**WRITTEN REQUEST:** All of the lines below are to be transcribed faithfully, with pictures excluded from the copy.

[Dataset items]

————————

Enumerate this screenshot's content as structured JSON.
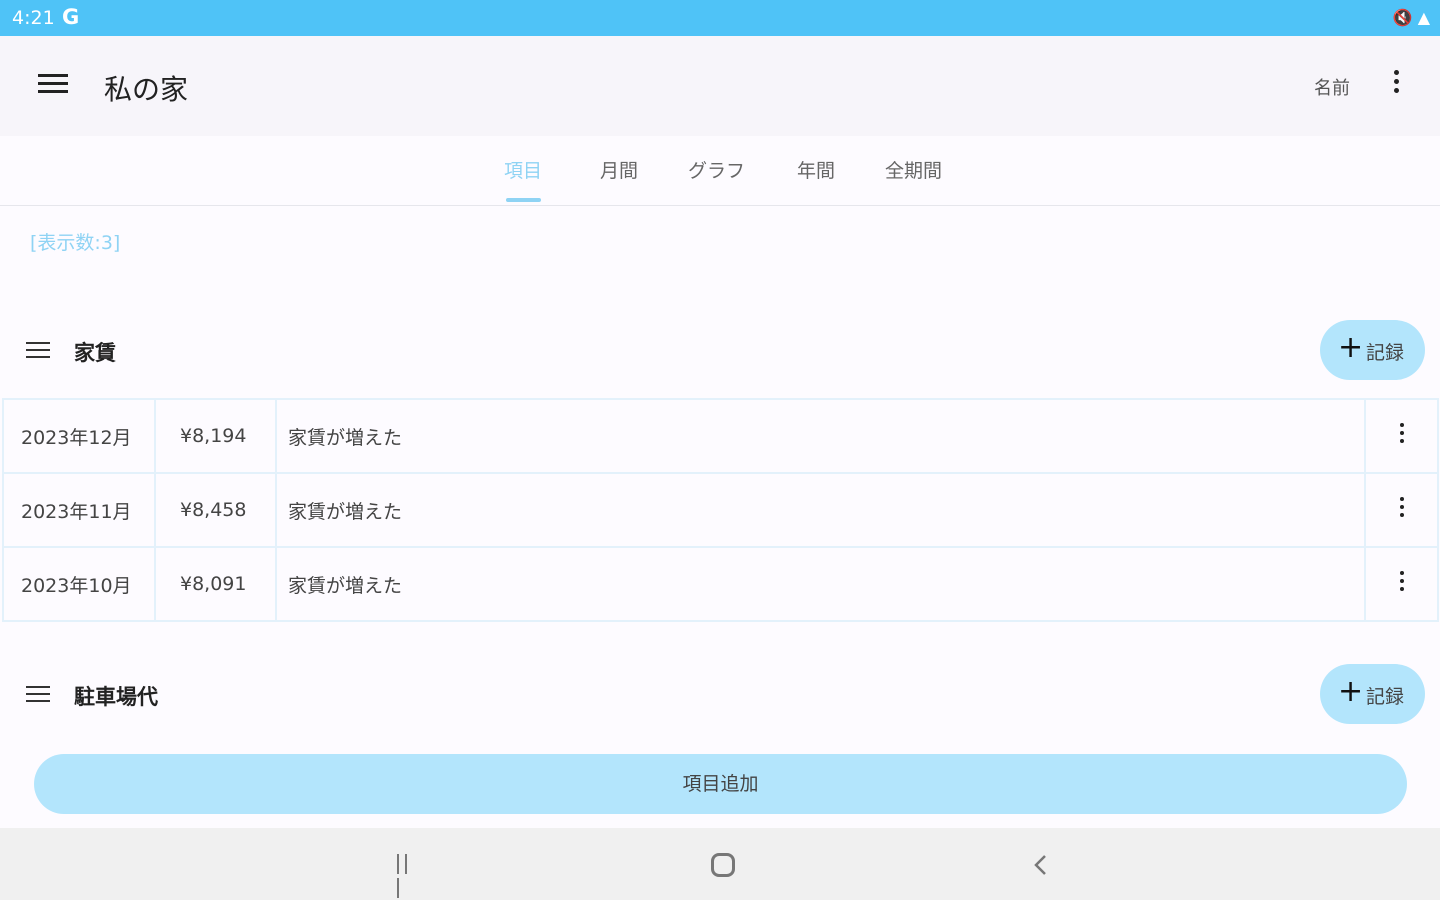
{
  "status_bar": {
    "time": "4:21",
    "carrier_icon": "G",
    "right_icons": "🔇 ▲"
  },
  "app_bar": {
    "title": "私の家",
    "name_button": "名前"
  },
  "tabs": [
    {
      "label": "項目",
      "active": true
    },
    {
      "label": "月間",
      "active": false
    },
    {
      "label": "グラフ",
      "active": false
    },
    {
      "label": "年間",
      "active": false
    },
    {
      "label": "全期間",
      "active": false
    }
  ],
  "count_label": "[表示数:3]",
  "categories": [
    {
      "name": "家賃",
      "record_label": "記録",
      "rows": [
        {
          "date": "2023年12月",
          "amount": "¥8,194",
          "memo": "家賃が増えた"
        },
        {
          "date": "2023年11月",
          "amount": "¥8,458",
          "memo": "家賃が増えた"
        },
        {
          "date": "2023年10月",
          "amount": "¥8,091",
          "memo": "家賃が増えた"
        }
      ]
    },
    {
      "name": "駐車場代",
      "record_label": "記録",
      "rows": []
    }
  ],
  "add_item_button": "項目追加",
  "colors": {
    "status_bar": "#4fc3f7",
    "accent": "#8fd3f4",
    "button_bg": "#b3e5fc"
  }
}
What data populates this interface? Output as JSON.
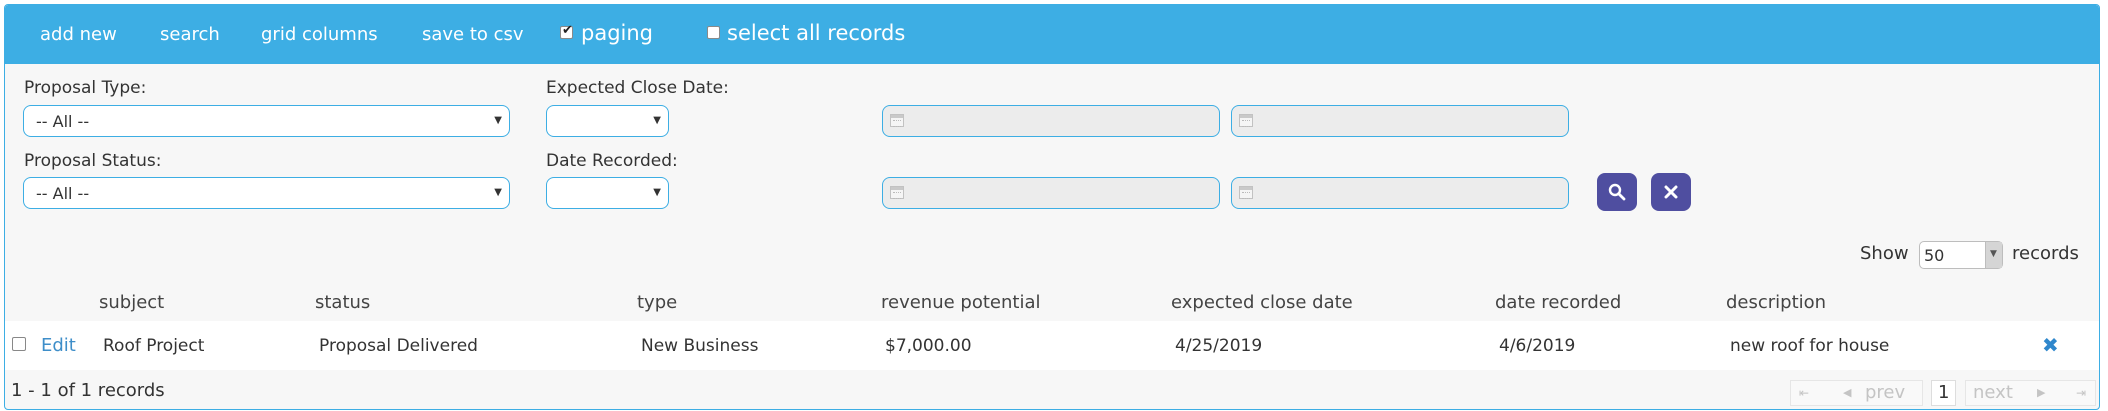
{
  "toolbar": {
    "add_new": "add new",
    "search": "search",
    "grid_columns": "grid columns",
    "save_to_csv": "save to csv",
    "paging_label": "paging",
    "paging_checked": true,
    "select_all_label": "select all records",
    "select_all_checked": false
  },
  "filters": {
    "proposal_type_label": "Proposal Type:",
    "proposal_type_value": "-- All --",
    "proposal_status_label": "Proposal Status:",
    "proposal_status_value": "-- All --",
    "expected_close_label": "Expected Close Date:",
    "expected_close_value": "",
    "date_recorded_label": "Date Recorded:",
    "date_recorded_value": "",
    "expected_close_from": "",
    "expected_close_to": "",
    "date_recorded_from": "",
    "date_recorded_to": ""
  },
  "paging": {
    "show_label": "Show",
    "page_size": "50",
    "records_label": "records",
    "summary": "1 - 1 of 1 records",
    "prev": "prev",
    "next": "next",
    "current_page": "1"
  },
  "table": {
    "columns": [
      "subject",
      "status",
      "type",
      "revenue potential",
      "expected close date",
      "date recorded",
      "description"
    ],
    "rows": [
      {
        "edit": "Edit",
        "subject": "Roof Project",
        "status": "Proposal Delivered",
        "type": "New Business",
        "revenue_potential": "$7,000.00",
        "expected_close_date": "4/25/2019",
        "date_recorded": "4/6/2019",
        "description": "new roof for house"
      }
    ]
  },
  "icons": {
    "search": "search-icon",
    "clear": "close-icon",
    "calendar": "calendar-icon",
    "delete": "delete-icon"
  },
  "colors": {
    "toolbar": "#3daee4",
    "button": "#4f4ea0",
    "link": "#3e8ec9"
  }
}
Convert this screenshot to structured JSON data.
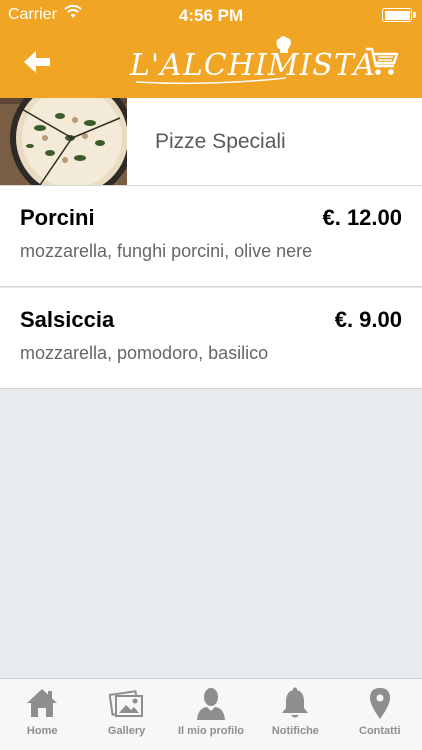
{
  "status_bar": {
    "carrier": "Carrier",
    "time": "4:56 PM"
  },
  "header": {
    "logo_text": "L'ALCHIMISTA",
    "back_icon": "back-arrow-icon",
    "cart_icon": "cart-icon",
    "accent_color": "#f0a524"
  },
  "category": {
    "title": "Pizze Speciali"
  },
  "items": [
    {
      "name": "Porcini",
      "price": "€. 12.00",
      "description": "mozzarella, funghi porcini, olive nere"
    },
    {
      "name": "Salsiccia",
      "price": "€. 9.00",
      "description": "mozzarella, pomodoro, basilico"
    }
  ],
  "tabs": [
    {
      "label": "Home",
      "icon": "home-icon"
    },
    {
      "label": "Gallery",
      "icon": "gallery-icon"
    },
    {
      "label": "Il mio profilo",
      "icon": "profile-icon"
    },
    {
      "label": "Notifiche",
      "icon": "bell-icon"
    },
    {
      "label": "Contatti",
      "icon": "location-pin-icon"
    }
  ]
}
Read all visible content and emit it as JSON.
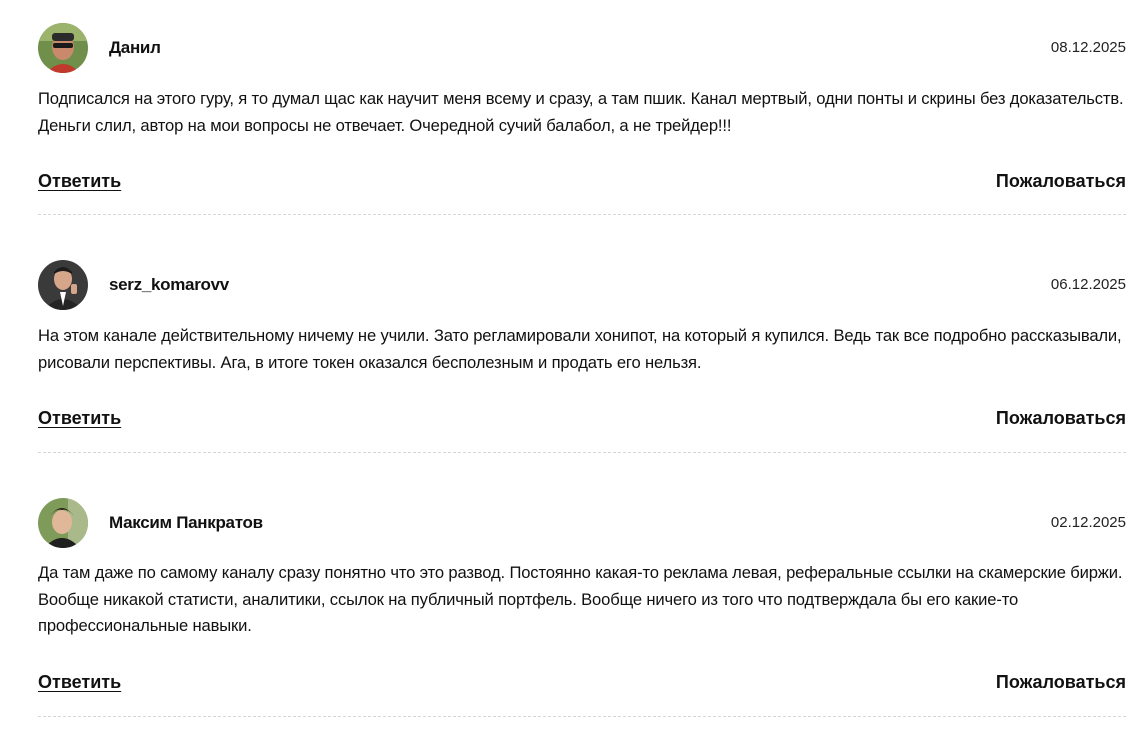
{
  "comments": [
    {
      "author": "Данил",
      "date": "08.12.2025",
      "text": "Подписался на этого гуру, я то думал щас как научит меня всему и сразу, а там пшик. Канал мертвый, одни понты и скрины без доказательств. Деньги слил, автор на мои вопросы не отвечает. Очередной сучий балабол, а не трейдер!!!",
      "reply_label": "Ответить",
      "report_label": "Пожаловаться",
      "avatar_icon": "avatar-photo-man-sunglasses"
    },
    {
      "author": "serz_komarovv",
      "date": "06.12.2025",
      "text": "На этом канале действительному ничему не учили. Зато регламировали хонипот, на который я купился. Ведь так все подробно рассказывали, рисовали перспективы. Ага, в итоге токен оказался бесполезным и продать его нельзя.",
      "reply_label": "Ответить",
      "report_label": "Пожаловаться",
      "avatar_icon": "avatar-photo-man-suit"
    },
    {
      "author": "Максим Панкратов",
      "date": "02.12.2025",
      "text": "Да там даже по самому каналу сразу понятно что это развод. Постоянно какая-то реклама левая, реферальные ссылки на скамерские биржи. Вообще никакой статисти, аналитики, ссылок на публичный портфель. Вообще ничего из того что подтверждала бы его какие-то профессиональные навыки.",
      "reply_label": "Ответить",
      "report_label": "Пожаловаться",
      "avatar_icon": "avatar-photo-young-man"
    }
  ]
}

————————

**SOLUTION FOR THIS TASK:**
Enumerate this screenshot's content as structured JSON.
{
  "status_bar": {
    "time": "4:21",
    "carrier_icon": "G",
    "right_icons": "🔇 ▲"
  },
  "app_bar": {
    "title": "私の家",
    "name_button": "名前"
  },
  "tabs": [
    {
      "label": "項目",
      "active": true
    },
    {
      "label": "月間",
      "active": false
    },
    {
      "label": "グラフ",
      "active": false
    },
    {
      "label": "年間",
      "active": false
    },
    {
      "label": "全期間",
      "active": false
    }
  ],
  "count_label": "[表示数:3]",
  "categories": [
    {
      "name": "家賃",
      "record_label": "記録",
      "rows": [
        {
          "date": "2023年12月",
          "amount": "¥8,194",
          "memo": "家賃が増えた"
        },
        {
          "date": "2023年11月",
          "amount": "¥8,458",
          "memo": "家賃が増えた"
        },
        {
          "date": "2023年10月",
          "amount": "¥8,091",
          "memo": "家賃が増えた"
        }
      ]
    },
    {
      "name": "駐車場代",
      "record_label": "記録",
      "rows": []
    }
  ],
  "add_item_button": "項目追加",
  "colors": {
    "status_bar": "#4fc3f7",
    "accent": "#8fd3f4",
    "button_bg": "#b3e5fc"
  }
}
What data populates this interface? Output as JSON.
{
  "toolbar": {
    "add_new": "add new",
    "search": "search",
    "grid_columns": "grid columns",
    "save_to_csv": "save to csv",
    "paging_label": "paging",
    "paging_checked": true,
    "select_all_label": "select all records",
    "select_all_checked": false
  },
  "filters": {
    "proposal_type_label": "Proposal Type:",
    "proposal_type_value": "-- All --",
    "proposal_status_label": "Proposal Status:",
    "proposal_status_value": "-- All --",
    "expected_close_label": "Expected Close Date:",
    "expected_close_value": "",
    "date_recorded_label": "Date Recorded:",
    "date_recorded_value": "",
    "expected_close_from": "",
    "expected_close_to": "",
    "date_recorded_from": "",
    "date_recorded_to": ""
  },
  "paging": {
    "show_label": "Show",
    "page_size": "50",
    "records_label": "records",
    "summary": "1 - 1 of 1 records",
    "prev": "prev",
    "next": "next",
    "current_page": "1"
  },
  "table": {
    "columns": [
      "subject",
      "status",
      "type",
      "revenue potential",
      "expected close date",
      "date recorded",
      "description"
    ],
    "rows": [
      {
        "edit": "Edit",
        "subject": "Roof Project",
        "status": "Proposal Delivered",
        "type": "New Business",
        "revenue_potential": "$7,000.00",
        "expected_close_date": "4/25/2019",
        "date_recorded": "4/6/2019",
        "description": "new roof for house"
      }
    ]
  },
  "icons": {
    "search": "search-icon",
    "clear": "close-icon",
    "calendar": "calendar-icon",
    "delete": "delete-icon"
  },
  "colors": {
    "toolbar": "#3daee4",
    "button": "#4f4ea0",
    "link": "#3e8ec9"
  }
}
Convert this screenshot to structured JSON data.
{
  "status_bar": {
    "carrier": "Carrier",
    "time": "4:56 PM"
  },
  "header": {
    "logo_text": "L'ALCHIMISTA",
    "back_icon": "back-arrow-icon",
    "cart_icon": "cart-icon",
    "accent_color": "#f0a524"
  },
  "category": {
    "title": "Pizze Speciali"
  },
  "items": [
    {
      "name": "Porcini",
      "price": "€. 12.00",
      "description": "mozzarella, funghi porcini, olive nere"
    },
    {
      "name": "Salsiccia",
      "price": "€. 9.00",
      "description": "mozzarella, pomodoro, basilico"
    }
  ],
  "tabs": [
    {
      "label": "Home",
      "icon": "home-icon"
    },
    {
      "label": "Gallery",
      "icon": "gallery-icon"
    },
    {
      "label": "Il mio profilo",
      "icon": "profile-icon"
    },
    {
      "label": "Notifiche",
      "icon": "bell-icon"
    },
    {
      "label": "Contatti",
      "icon": "location-pin-icon"
    }
  ]
}
Read all visible content and emit it as JSON.
{
  "comments": [
    {
      "author": "Данил",
      "date": "08.12.2025",
      "text": "Подписался на этого гуру, я то думал щас как научит меня всему и сразу, а там пшик. Канал мертвый, одни понты и скрины без доказательств. Деньги слил, автор на мои вопросы не отвечает. Очередной сучий балабол, а не трейдер!!!",
      "reply_label": "Ответить",
      "report_label": "Пожаловаться",
      "avatar_icon": "avatar-photo-man-sunglasses"
    },
    {
      "author": "serz_komarovv",
      "date": "06.12.2025",
      "text": "На этом канале действительному ничему не учили. Зато регламировали хонипот, на который я купился. Ведь так все подробно рассказывали, рисовали перспективы. Ага, в итоге токен оказался бесполезным и продать его нельзя.",
      "reply_label": "Ответить",
      "report_label": "Пожаловаться",
      "avatar_icon": "avatar-photo-man-suit"
    },
    {
      "author": "Максим Панкратов",
      "date": "02.12.2025",
      "text": "Да там даже по самому каналу сразу понятно что это развод. Постоянно какая-то реклама левая, реферальные ссылки на скамерские биржи. Вообще никакой статисти, аналитики, ссылок на публичный портфель. Вообще ничего из того что подтверждала бы его какие-то профессиональные навыки.",
      "reply_label": "Ответить",
      "report_label": "Пожаловаться",
      "avatar_icon": "avatar-photo-young-man"
    }
  ]
}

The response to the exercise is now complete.